# [THE RECORDS]
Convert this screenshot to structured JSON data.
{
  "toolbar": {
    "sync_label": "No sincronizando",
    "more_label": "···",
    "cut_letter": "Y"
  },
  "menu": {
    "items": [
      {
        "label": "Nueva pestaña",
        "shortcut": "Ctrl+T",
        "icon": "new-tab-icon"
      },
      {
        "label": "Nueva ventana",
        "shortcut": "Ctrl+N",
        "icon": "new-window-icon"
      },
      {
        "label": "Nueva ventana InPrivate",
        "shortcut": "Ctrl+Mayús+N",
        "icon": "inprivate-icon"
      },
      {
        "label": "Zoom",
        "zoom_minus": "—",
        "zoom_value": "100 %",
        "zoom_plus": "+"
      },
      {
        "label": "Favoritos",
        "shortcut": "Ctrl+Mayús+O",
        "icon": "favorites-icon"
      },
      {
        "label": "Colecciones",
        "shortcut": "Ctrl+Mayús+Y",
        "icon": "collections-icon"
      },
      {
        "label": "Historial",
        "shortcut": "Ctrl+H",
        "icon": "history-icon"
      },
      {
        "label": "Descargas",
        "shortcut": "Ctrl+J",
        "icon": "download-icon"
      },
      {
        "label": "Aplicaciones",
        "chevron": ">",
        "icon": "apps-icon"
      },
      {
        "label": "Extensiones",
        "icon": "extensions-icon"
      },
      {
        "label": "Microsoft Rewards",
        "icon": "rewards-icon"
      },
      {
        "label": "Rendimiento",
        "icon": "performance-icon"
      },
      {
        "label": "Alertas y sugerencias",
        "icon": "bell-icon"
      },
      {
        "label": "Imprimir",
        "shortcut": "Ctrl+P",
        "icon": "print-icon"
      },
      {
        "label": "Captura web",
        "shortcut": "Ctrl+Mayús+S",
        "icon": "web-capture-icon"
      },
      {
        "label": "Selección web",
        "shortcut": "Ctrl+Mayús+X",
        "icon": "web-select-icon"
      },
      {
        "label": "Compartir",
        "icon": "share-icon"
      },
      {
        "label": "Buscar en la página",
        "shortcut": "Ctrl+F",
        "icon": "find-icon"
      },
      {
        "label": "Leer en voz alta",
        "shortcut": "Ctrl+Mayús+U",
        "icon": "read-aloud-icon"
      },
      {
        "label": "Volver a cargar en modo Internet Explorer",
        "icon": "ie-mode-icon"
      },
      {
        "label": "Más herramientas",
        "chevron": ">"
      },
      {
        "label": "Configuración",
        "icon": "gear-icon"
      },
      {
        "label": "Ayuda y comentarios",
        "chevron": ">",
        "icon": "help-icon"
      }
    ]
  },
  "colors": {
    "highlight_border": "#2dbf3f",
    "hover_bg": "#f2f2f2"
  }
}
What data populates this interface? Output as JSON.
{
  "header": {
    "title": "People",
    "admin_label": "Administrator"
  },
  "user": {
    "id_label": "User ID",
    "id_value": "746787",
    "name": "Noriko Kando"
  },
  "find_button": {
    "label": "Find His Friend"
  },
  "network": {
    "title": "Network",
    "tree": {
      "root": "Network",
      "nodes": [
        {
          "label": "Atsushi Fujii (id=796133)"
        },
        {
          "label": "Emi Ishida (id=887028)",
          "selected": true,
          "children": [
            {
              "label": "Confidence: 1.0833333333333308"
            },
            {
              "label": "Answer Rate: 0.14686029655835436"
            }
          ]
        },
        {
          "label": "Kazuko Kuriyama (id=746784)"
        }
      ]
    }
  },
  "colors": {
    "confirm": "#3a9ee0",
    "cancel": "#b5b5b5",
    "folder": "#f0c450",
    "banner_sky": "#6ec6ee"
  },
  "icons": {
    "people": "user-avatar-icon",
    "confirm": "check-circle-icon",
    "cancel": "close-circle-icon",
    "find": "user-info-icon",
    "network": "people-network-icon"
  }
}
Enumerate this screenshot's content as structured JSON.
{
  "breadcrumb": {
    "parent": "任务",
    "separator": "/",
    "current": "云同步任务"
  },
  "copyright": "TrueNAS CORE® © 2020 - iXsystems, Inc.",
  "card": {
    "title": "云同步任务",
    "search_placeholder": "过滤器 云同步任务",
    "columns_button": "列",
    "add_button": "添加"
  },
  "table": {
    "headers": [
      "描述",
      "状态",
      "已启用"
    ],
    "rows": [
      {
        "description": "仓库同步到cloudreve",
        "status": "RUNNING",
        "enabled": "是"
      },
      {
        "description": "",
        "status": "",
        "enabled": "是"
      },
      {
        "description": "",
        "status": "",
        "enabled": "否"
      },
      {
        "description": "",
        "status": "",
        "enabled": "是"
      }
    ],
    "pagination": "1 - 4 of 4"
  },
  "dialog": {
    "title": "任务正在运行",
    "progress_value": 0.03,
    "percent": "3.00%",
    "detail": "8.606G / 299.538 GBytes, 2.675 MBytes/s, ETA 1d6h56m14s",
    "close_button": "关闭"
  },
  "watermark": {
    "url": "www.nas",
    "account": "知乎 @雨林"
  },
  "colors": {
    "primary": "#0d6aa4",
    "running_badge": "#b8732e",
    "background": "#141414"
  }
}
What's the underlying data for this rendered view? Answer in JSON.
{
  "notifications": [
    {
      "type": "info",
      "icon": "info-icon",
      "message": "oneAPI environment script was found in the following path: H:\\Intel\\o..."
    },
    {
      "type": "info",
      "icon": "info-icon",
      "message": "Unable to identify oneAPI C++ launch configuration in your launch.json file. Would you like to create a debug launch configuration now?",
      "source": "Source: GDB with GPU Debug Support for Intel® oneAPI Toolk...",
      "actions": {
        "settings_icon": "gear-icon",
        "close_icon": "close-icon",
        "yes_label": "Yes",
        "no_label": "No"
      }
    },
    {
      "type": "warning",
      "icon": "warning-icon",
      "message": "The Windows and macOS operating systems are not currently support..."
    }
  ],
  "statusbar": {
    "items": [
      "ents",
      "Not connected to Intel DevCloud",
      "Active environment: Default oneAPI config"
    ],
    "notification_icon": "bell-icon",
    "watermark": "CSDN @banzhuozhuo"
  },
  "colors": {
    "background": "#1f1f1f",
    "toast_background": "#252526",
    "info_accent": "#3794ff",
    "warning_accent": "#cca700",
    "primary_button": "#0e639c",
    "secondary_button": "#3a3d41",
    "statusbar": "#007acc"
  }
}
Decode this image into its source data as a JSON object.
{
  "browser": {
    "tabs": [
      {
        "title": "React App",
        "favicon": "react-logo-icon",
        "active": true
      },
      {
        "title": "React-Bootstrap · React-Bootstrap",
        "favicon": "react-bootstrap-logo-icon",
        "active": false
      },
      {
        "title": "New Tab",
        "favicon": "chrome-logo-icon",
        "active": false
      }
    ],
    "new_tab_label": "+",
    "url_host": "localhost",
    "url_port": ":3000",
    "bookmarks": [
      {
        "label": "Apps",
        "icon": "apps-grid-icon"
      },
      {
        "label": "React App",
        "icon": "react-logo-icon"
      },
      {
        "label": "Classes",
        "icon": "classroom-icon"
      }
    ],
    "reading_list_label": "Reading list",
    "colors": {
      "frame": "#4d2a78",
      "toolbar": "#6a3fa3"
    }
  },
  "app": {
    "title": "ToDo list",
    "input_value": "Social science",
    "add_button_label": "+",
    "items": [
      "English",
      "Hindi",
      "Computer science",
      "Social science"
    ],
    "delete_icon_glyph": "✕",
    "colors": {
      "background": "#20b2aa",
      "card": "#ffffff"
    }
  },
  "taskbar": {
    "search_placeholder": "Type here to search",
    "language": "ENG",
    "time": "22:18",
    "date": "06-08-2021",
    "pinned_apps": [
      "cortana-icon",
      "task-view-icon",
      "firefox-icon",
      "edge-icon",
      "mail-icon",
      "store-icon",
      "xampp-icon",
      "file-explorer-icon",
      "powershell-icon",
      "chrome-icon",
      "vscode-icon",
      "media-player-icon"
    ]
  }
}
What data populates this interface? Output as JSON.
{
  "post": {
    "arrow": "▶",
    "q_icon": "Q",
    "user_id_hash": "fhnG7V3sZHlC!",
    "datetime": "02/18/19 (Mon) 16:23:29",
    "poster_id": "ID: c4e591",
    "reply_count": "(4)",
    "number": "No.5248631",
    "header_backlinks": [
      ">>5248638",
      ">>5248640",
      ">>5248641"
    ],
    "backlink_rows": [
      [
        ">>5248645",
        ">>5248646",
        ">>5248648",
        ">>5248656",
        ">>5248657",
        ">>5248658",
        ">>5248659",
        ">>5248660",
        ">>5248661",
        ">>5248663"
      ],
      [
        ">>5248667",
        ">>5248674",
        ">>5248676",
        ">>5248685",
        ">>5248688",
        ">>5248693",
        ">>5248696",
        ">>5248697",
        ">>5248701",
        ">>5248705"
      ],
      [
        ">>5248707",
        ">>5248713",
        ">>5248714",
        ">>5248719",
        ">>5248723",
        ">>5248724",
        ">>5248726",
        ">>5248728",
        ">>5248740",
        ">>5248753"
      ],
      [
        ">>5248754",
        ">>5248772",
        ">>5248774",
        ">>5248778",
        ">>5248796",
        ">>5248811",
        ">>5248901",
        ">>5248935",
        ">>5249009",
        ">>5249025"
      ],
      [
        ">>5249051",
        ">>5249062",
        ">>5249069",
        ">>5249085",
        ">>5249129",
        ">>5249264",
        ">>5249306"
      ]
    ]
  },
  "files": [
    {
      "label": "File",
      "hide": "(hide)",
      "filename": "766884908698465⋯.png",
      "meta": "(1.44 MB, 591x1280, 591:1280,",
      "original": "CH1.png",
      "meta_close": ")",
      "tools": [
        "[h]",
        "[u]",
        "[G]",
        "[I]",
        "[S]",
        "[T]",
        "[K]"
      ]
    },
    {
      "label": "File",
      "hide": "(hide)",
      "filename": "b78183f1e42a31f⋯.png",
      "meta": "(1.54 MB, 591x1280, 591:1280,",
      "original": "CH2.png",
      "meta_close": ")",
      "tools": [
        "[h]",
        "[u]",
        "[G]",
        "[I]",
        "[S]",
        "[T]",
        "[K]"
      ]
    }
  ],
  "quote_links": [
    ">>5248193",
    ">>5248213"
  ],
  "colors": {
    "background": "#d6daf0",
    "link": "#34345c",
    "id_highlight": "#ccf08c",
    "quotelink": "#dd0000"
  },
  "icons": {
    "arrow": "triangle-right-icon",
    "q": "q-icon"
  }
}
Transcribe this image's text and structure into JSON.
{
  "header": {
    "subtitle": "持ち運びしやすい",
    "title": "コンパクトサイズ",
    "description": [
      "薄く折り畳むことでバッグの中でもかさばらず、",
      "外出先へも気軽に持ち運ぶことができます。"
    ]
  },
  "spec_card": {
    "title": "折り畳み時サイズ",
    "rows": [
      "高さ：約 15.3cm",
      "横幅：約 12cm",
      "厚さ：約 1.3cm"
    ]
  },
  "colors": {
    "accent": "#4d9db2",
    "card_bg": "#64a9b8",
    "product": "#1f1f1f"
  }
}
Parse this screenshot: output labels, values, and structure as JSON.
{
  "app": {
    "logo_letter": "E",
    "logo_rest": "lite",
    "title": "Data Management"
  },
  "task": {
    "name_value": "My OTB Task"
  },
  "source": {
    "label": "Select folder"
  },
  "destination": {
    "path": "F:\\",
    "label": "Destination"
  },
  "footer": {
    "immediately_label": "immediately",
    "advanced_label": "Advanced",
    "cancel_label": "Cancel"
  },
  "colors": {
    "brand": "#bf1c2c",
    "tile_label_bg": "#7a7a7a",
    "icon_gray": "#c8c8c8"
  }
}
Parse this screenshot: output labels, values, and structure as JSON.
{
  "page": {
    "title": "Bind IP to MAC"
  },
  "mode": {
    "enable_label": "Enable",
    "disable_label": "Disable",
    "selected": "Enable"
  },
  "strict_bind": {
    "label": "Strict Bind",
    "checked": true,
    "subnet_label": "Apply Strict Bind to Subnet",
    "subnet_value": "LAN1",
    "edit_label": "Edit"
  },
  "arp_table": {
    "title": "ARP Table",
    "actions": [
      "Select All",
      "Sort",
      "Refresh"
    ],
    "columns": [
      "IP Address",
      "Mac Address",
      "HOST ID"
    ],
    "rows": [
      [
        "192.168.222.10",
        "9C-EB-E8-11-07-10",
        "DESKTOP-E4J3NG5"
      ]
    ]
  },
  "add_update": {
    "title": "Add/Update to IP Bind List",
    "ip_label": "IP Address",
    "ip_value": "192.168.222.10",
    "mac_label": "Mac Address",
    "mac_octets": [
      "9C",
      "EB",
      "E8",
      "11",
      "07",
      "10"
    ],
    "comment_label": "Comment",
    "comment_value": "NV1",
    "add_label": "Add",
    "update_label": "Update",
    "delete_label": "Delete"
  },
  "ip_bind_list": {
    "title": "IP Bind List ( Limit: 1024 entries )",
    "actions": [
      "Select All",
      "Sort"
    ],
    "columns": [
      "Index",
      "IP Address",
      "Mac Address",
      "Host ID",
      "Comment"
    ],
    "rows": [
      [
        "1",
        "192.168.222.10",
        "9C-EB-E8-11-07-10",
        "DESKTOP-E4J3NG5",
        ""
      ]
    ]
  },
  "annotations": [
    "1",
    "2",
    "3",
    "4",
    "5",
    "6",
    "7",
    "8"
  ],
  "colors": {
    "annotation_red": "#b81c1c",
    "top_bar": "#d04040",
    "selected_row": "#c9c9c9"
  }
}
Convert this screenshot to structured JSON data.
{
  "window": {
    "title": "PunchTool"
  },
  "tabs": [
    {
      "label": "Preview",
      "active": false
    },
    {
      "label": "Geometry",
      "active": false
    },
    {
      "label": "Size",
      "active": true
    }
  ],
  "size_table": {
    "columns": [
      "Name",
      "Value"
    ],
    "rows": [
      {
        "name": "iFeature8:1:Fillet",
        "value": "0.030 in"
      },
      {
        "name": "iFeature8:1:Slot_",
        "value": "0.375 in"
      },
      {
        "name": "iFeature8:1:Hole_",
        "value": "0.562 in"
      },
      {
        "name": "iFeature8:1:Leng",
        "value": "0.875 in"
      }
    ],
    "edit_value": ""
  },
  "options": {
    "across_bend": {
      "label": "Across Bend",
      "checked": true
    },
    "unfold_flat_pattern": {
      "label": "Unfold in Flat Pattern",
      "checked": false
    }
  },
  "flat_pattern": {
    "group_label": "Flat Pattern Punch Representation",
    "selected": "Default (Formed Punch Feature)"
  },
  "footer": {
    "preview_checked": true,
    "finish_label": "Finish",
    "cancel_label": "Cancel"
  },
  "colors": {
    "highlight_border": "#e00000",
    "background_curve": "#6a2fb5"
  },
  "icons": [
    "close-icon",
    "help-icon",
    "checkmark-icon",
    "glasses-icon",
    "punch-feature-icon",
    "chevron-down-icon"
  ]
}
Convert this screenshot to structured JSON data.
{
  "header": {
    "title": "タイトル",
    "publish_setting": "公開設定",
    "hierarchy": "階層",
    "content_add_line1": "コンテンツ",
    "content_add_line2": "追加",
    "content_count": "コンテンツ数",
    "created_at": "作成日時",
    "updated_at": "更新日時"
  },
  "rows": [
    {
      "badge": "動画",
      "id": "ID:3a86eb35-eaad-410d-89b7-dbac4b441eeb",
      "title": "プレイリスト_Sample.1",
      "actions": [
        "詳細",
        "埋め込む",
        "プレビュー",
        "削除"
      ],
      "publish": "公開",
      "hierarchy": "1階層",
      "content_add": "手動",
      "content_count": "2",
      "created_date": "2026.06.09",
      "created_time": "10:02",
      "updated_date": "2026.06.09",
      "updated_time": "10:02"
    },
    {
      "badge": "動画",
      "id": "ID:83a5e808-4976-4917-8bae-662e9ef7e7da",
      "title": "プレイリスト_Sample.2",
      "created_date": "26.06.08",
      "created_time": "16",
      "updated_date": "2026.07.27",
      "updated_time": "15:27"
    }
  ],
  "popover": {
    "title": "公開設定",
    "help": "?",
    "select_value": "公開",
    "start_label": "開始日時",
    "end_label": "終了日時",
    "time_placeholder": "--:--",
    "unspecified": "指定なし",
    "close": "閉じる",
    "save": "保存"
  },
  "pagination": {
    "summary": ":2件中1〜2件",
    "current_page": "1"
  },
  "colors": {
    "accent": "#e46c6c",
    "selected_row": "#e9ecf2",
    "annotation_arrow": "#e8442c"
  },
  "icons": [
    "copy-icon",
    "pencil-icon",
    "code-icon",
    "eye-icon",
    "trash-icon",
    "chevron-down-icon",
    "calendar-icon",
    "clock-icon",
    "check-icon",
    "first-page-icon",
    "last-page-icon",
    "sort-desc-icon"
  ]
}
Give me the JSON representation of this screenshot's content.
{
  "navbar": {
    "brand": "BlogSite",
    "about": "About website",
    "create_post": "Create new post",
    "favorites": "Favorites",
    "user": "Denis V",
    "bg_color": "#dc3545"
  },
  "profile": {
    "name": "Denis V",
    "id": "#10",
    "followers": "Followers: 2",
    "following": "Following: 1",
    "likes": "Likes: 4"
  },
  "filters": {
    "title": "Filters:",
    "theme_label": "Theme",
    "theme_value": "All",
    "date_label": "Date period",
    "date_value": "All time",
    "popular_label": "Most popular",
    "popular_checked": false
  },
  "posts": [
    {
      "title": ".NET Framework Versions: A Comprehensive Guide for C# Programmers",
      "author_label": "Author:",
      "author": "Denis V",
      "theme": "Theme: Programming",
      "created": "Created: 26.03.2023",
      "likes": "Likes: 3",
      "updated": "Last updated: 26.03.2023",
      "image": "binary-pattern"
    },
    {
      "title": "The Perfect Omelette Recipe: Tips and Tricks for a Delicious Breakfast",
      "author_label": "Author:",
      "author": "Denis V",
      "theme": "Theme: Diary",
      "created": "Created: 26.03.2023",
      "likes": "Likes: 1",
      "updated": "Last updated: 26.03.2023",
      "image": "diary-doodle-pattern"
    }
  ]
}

# [SET PROBLEM]
In the entries above, find each line with the string "watermark" and copy it.

# [ANSWER]
  "watermark": {
    "watermark": "CSDN @banzhuozhuo"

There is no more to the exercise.